_WORK INSTRUCTIONS_.
Arrange the rows below as a two-column CSV with the header "text" and "answer". Give one line per row, with the row's text in the first field and its answer in the second. Quote each field and replace its line breaks with spaces.
>> begin INFORMATION SUPPLIED
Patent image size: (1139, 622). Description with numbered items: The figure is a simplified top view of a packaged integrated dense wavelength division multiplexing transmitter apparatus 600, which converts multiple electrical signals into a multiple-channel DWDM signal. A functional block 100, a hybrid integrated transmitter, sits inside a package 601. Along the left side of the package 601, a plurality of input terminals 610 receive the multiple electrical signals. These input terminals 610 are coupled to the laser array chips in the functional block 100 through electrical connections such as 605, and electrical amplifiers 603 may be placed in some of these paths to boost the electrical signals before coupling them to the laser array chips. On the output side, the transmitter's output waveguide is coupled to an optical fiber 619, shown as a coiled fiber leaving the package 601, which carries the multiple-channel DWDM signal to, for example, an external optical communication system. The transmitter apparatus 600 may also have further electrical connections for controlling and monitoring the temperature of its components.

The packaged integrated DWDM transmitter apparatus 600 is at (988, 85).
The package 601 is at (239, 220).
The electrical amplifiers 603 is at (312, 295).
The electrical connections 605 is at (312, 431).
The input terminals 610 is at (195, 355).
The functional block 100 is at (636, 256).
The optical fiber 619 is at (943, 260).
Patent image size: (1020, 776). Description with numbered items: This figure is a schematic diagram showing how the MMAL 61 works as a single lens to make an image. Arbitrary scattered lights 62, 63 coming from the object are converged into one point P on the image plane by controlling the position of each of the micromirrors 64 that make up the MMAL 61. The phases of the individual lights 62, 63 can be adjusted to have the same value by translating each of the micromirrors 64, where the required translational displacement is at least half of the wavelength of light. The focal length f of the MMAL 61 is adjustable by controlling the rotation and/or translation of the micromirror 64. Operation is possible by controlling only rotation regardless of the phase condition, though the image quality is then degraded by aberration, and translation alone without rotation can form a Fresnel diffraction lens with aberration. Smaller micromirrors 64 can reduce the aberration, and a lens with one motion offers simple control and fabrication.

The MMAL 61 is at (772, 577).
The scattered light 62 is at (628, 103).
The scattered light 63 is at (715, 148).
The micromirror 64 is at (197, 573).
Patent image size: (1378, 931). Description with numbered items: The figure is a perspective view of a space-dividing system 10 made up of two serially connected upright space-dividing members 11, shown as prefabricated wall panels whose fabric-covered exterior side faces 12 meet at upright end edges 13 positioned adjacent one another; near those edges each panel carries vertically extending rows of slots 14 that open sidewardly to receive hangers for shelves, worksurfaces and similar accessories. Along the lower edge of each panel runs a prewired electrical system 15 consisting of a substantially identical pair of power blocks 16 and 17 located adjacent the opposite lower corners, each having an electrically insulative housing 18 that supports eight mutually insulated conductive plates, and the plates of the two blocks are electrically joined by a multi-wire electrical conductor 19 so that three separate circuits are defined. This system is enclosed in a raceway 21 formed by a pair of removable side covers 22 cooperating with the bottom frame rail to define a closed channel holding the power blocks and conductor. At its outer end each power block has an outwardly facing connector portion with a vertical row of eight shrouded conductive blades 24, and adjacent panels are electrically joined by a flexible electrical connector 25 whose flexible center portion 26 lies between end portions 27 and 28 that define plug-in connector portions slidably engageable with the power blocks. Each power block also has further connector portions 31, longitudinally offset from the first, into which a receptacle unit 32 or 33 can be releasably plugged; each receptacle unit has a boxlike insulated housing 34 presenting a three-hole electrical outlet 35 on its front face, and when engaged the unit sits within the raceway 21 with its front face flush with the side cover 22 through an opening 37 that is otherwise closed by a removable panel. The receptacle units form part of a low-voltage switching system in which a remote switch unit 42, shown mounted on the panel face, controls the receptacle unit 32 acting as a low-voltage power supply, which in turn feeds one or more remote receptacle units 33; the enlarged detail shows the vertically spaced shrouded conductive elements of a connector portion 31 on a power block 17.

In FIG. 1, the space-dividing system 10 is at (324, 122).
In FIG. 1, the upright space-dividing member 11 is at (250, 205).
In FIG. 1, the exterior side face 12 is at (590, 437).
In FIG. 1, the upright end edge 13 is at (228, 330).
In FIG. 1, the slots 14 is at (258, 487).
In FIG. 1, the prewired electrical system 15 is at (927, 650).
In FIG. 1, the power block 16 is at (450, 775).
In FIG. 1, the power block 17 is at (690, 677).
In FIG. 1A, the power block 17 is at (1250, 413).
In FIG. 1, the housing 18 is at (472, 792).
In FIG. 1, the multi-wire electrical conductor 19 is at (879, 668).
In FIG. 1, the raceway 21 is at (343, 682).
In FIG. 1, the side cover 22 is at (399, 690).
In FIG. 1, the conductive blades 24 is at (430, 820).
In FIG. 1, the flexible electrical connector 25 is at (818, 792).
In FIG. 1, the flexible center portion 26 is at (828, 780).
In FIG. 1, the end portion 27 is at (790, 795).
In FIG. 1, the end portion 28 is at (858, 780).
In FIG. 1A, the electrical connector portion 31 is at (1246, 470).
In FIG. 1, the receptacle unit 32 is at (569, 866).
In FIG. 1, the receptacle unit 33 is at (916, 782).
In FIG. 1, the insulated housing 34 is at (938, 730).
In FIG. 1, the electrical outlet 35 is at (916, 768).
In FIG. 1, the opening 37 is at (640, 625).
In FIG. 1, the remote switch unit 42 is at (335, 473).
>> end INFORMATION SUPPLIED
_IN RESPONSE_.
text,answer
"Patent image size: (1139, 622). Description with numbered items: The figure is a simplified top view of a packaged integrated dense wavelength division multiplexing transmitter apparatus 600, which converts multiple electrical signals into a multiple-channel DWDM signal. A functional block 100, a hybrid integrated transmitter, sits inside a package 601. Along the left side of the package 601, a plurality of input terminals 610 receive the multiple electrical signals. These input terminals 610 are coupled to the laser array chips in the functional block 100 through electrical connections such as 605, and electrical amplifiers 603 may be placed in some of these paths to boost the electrical signals before coupling them to the laser array chips. On the output side, the transmitter's output waveguide is coupled to an optical fiber 619, shown as a coiled fiber leaving the package 601, which carries the multiple-channel DWDM signal to, for example, an external optical communication system. The transmitter apparatus 600 may also have further electrical connections for controlling and monitoring the temperature of its components.","The packaged integrated DWDM transmitter apparatus 600 is at (988, 85). The package 601 is at (239, 220). The electrical amplifiers 603 is at (312, 295). The electrical connections 605 is at (312, 431). The input terminals 610 is at (195, 355). The functional block 100 is at (636, 256). The optical fiber 619 is at (943, 260)."
"Patent image size: (1020, 776). Description with numbered items: This figure is a schematic diagram showing how the MMAL 61 works as a single lens to make an image. Arbitrary scattered lights 62, 63 coming from the object are converged into one point P on the image plane by controlling the position of each of the micromirrors 64 that make up the MMAL 61. The phases of the individual lights 62, 63 can be adjusted to have the same value by translating each of the micromirrors 64, where the required translational displacement is at least half of the wavelength of light. The focal length f of the MMAL 61 is adjustable by controlling the rotation and/or translation of the micromirror 64. Operation is possible by controlling only rotation regardless of the phase condition, though the image quality is then degraded by aberration, and translation alone without rotation can form a Fresnel diffraction lens with aberration. Smaller micromirrors 64 can reduce the aberration, and a lens with one motion offers simple control and fabrication.","The MMAL 61 is at (772, 577). The scattered light 62 is at (628, 103). The scattered light 63 is at (715, 148). The micromirror 64 is at (197, 573)."
"Patent image size: (1378, 931). Description with numbered items: The figure is a perspective view of a space-dividing system 10 made up of two serially connected upright space-dividing members 11, shown as prefabricated wall panels whose fabric-covered exterior side faces 12 meet at upright end edges 13 positioned adjacent one another; near those edges each panel carries vertically extending rows of slots 14 that open sidewardly to receive hangers for shelves, worksurfaces and similar accessories. Along the lower edge of each panel runs a prewired electrical system 15 consisting of a substantially identical pair of power blocks 16 and 17 located adjacent the opposite lower corners, each having an electrically insulative housing 18 that supports eight mutually insulated conductive plates, and the plates of the two blocks are electrically joined by a multi-wire electrical conductor 19 so that three separate circuits are defined. This system is enclosed in a raceway 21 formed by a pair of removable side covers 22 cooperating with the bottom frame rail to define a closed channel holding the power blocks and conductor. At its outer end each power block has an outwardly facing connector portion with a vertical row of eight shrouded conductive blades 24, and adjacent panels are electrically joined by a flexible electrical connector 25 whose flexible center portion 26 lies between end portions 27 and 28 that define plug-in connector portions slidably engageable with the power blocks. Each power block also has further connector portions 31, longitudinally offset from the first, into which a receptacle unit 32 or 33 can be releasably plugged; each receptacle unit has a boxlike insulated housing 34 presenting a three-hole electrical outlet 35 on its front face, and when engaged the unit sits within the raceway 21 with its front face flush with the side cover 22 through an opening 37 that is otherwise closed by a removable panel. The receptacle units form part of a low-voltage switching system in which a remote switch unit 42, shown mounted on the panel face, controls the receptacle unit 32 acting as a low-voltage power supply, which in turn feeds one or more remote receptacle units 33; the enlarged detail shows the vertically spaced shrouded conductive elements of a connector portion 31 on a power block 17.","In FIG. 1, the space-dividing system 10 is at (324, 122). In FIG. 1, the upright space-dividing member 11 is at (250, 205). In FIG. 1, the exterior side face 12 is at (590, 437). In FIG. 1, the upright end edge 13 is at (228, 330). In FIG. 1, the slots 14 is at (258, 487). In FIG. 1, the prewired electrical system 15 is at (927, 650). In FIG. 1, the power block 16 is at (450, 775). In FIG. 1, the power block 17 is at (690, 677). In FIG. 1A, the power block 17 is at (1250, 413). In FIG. 1, the housing 18 is at (472, 792). In FIG. 1, the multi-wire electrical conductor 19 is at (879, 668). In FIG. 1, the raceway 21 is at (343, 682). In FIG. 1, the side cover 22 is at (399, 690). In FIG. 1, the conductive blades 24 is at (430, 820). In FIG. 1, the flexible electrical connector 25 is at (818, 792). In FIG. 1, the flexible center portion 26 is at (828, 780). In FIG. 1, the end portion 27 is at (790, 795). In FIG. 1, the end portion 28 is at (858, 780). In FIG. 1A, the electrical connector portion 31 is at (1246, 470). In FIG. 1, the receptacle unit 32 is at (569, 866). In FIG. 1, the receptacle unit 33 is at (916, 782). In FIG. 1, the insulated housing 34 is at (938, 730). In FIG. 1, the electrical outlet 35 is at (916, 768). In FIG. 1, the opening 37 is at (640, 625). In FIG. 1, the remote switch unit 42 is at (335, 473)."